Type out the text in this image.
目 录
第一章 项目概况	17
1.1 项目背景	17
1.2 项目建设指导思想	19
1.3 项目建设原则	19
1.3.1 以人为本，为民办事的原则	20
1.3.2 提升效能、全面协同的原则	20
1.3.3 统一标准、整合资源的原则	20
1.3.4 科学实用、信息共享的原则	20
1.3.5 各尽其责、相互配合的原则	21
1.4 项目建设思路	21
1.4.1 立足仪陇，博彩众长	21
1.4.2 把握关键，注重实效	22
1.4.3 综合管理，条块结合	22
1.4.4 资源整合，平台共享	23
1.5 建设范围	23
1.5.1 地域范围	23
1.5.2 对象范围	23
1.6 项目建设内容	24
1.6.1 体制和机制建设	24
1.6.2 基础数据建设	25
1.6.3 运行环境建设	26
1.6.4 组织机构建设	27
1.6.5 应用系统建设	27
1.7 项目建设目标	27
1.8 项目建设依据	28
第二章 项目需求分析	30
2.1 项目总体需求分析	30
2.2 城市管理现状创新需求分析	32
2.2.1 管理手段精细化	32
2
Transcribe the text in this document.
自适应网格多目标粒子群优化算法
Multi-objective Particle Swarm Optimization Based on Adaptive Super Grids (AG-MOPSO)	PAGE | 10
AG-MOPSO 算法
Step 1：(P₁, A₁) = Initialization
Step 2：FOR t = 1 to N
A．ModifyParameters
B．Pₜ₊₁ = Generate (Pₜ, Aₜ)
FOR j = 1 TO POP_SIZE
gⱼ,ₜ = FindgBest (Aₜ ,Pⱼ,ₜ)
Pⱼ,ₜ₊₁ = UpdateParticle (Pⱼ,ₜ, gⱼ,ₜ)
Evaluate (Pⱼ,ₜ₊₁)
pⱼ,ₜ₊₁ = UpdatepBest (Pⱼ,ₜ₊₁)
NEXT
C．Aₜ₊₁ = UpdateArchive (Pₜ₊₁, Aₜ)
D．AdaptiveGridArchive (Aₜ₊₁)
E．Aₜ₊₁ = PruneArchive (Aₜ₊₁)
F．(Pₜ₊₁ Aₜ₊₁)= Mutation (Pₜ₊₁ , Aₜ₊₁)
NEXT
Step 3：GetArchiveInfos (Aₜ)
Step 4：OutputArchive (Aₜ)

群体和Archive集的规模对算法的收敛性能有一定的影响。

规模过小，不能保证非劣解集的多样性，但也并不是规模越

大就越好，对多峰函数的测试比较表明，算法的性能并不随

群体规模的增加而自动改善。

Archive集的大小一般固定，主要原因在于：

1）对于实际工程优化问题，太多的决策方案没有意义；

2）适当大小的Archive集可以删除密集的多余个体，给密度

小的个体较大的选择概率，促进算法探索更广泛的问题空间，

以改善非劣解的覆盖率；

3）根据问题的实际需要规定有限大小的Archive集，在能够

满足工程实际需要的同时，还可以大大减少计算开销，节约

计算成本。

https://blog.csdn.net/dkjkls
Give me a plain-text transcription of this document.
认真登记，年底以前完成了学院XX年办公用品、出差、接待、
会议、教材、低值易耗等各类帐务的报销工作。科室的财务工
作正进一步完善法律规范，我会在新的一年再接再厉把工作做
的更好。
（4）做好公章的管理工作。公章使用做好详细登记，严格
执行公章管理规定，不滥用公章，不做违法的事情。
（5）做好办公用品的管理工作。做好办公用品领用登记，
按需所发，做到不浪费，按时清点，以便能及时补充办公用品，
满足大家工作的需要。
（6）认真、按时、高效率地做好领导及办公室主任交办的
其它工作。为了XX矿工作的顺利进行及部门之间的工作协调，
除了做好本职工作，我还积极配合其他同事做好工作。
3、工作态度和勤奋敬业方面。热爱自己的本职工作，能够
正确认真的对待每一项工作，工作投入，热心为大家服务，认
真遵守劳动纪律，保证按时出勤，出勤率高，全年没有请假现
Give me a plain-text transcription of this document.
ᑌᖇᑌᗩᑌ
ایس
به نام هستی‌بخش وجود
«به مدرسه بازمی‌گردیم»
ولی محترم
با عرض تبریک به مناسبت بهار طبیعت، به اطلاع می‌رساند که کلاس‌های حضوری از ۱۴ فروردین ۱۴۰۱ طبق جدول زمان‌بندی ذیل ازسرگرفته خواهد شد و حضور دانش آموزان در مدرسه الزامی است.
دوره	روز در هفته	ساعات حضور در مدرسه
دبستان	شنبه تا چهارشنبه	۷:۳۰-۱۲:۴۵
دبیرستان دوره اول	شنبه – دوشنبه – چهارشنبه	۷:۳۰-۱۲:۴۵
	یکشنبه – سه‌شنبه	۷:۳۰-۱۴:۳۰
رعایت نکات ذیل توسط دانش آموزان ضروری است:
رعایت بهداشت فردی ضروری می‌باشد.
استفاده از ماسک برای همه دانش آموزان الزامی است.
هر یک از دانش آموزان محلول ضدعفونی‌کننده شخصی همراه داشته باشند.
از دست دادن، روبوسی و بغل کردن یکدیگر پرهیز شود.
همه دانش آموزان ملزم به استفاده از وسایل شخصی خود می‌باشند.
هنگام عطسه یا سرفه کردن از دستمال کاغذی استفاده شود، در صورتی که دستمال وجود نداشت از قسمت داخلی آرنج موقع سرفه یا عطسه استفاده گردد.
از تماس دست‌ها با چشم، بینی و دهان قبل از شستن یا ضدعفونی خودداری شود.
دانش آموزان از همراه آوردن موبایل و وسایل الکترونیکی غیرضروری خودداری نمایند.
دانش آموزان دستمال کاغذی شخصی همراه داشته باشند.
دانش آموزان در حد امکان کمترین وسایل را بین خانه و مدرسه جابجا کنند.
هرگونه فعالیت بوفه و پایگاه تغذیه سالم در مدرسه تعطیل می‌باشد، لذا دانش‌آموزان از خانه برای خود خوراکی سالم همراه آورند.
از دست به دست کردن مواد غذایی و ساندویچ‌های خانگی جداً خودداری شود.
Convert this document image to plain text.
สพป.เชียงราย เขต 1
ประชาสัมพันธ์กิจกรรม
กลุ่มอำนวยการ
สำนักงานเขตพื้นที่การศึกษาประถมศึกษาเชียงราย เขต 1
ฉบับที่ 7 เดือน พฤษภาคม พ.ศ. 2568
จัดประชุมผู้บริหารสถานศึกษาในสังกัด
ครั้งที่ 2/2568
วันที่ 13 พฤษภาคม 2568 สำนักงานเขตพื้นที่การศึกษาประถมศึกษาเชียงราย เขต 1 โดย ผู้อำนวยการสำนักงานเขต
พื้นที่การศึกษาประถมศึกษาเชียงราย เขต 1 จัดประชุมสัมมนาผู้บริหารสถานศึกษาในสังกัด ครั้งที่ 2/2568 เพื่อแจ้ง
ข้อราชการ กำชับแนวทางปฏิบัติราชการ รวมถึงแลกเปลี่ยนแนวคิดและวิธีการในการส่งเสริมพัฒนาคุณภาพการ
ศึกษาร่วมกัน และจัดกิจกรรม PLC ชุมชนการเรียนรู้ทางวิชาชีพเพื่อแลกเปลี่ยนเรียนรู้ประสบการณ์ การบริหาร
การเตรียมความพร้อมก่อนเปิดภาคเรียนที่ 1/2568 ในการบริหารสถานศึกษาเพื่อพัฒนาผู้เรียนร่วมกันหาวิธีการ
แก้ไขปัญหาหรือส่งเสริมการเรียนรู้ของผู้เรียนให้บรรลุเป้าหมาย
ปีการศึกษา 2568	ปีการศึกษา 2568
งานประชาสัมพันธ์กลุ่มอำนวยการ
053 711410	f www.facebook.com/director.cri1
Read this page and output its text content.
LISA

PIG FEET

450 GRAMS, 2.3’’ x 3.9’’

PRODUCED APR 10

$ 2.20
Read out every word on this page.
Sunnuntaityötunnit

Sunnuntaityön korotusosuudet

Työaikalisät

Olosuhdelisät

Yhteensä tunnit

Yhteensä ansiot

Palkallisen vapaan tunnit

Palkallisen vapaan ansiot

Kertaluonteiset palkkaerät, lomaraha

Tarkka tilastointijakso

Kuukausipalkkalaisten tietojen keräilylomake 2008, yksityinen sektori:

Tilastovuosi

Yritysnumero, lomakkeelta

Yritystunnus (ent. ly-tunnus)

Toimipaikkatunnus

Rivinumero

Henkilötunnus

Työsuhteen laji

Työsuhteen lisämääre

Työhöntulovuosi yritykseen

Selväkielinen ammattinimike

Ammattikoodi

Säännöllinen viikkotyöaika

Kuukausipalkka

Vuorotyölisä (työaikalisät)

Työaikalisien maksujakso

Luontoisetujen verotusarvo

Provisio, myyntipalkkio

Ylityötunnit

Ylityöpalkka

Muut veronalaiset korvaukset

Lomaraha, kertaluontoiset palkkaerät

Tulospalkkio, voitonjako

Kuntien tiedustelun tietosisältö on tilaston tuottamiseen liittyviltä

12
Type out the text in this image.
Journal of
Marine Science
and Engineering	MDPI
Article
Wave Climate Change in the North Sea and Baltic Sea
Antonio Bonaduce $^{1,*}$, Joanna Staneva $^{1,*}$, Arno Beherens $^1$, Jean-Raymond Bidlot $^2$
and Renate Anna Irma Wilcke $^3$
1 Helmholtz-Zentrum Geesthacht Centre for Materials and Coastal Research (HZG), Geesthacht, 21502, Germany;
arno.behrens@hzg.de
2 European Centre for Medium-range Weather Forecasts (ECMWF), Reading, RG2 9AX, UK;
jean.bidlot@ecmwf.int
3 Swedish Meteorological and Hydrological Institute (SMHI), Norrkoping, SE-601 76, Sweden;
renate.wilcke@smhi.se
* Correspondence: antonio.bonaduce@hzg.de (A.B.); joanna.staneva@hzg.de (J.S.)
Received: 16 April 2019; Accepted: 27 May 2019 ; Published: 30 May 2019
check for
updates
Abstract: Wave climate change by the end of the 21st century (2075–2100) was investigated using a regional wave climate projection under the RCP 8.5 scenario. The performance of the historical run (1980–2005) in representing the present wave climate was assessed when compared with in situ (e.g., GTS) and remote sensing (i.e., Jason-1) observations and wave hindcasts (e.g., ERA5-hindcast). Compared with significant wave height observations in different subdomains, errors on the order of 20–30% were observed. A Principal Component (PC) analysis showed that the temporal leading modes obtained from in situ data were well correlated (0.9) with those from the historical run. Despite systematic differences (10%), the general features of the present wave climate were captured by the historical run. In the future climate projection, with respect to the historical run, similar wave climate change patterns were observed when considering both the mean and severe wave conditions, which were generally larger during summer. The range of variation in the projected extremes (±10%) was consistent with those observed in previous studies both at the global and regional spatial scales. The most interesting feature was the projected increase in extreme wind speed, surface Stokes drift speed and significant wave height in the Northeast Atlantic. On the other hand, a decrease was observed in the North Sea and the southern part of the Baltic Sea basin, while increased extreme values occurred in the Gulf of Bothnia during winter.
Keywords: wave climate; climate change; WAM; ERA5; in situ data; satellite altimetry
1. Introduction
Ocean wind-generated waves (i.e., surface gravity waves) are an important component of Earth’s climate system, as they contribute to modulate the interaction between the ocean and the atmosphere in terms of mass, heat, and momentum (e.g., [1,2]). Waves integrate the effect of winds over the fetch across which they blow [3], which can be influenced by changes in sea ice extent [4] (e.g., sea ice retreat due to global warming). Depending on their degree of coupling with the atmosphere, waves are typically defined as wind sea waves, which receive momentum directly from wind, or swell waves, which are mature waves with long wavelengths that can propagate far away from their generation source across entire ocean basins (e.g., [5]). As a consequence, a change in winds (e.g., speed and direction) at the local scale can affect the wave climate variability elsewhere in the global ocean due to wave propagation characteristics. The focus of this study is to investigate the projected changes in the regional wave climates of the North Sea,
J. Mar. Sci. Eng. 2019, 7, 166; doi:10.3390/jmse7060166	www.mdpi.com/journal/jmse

- Set problem: All lines that include "MOPSO" are to be gathered and copied.

- The reply:
Multi-objective Particle Swarm Optimization Based on Adaptive Super Grids (AG-MOPSO)	PAGE | 10
AG-MOPSO 算法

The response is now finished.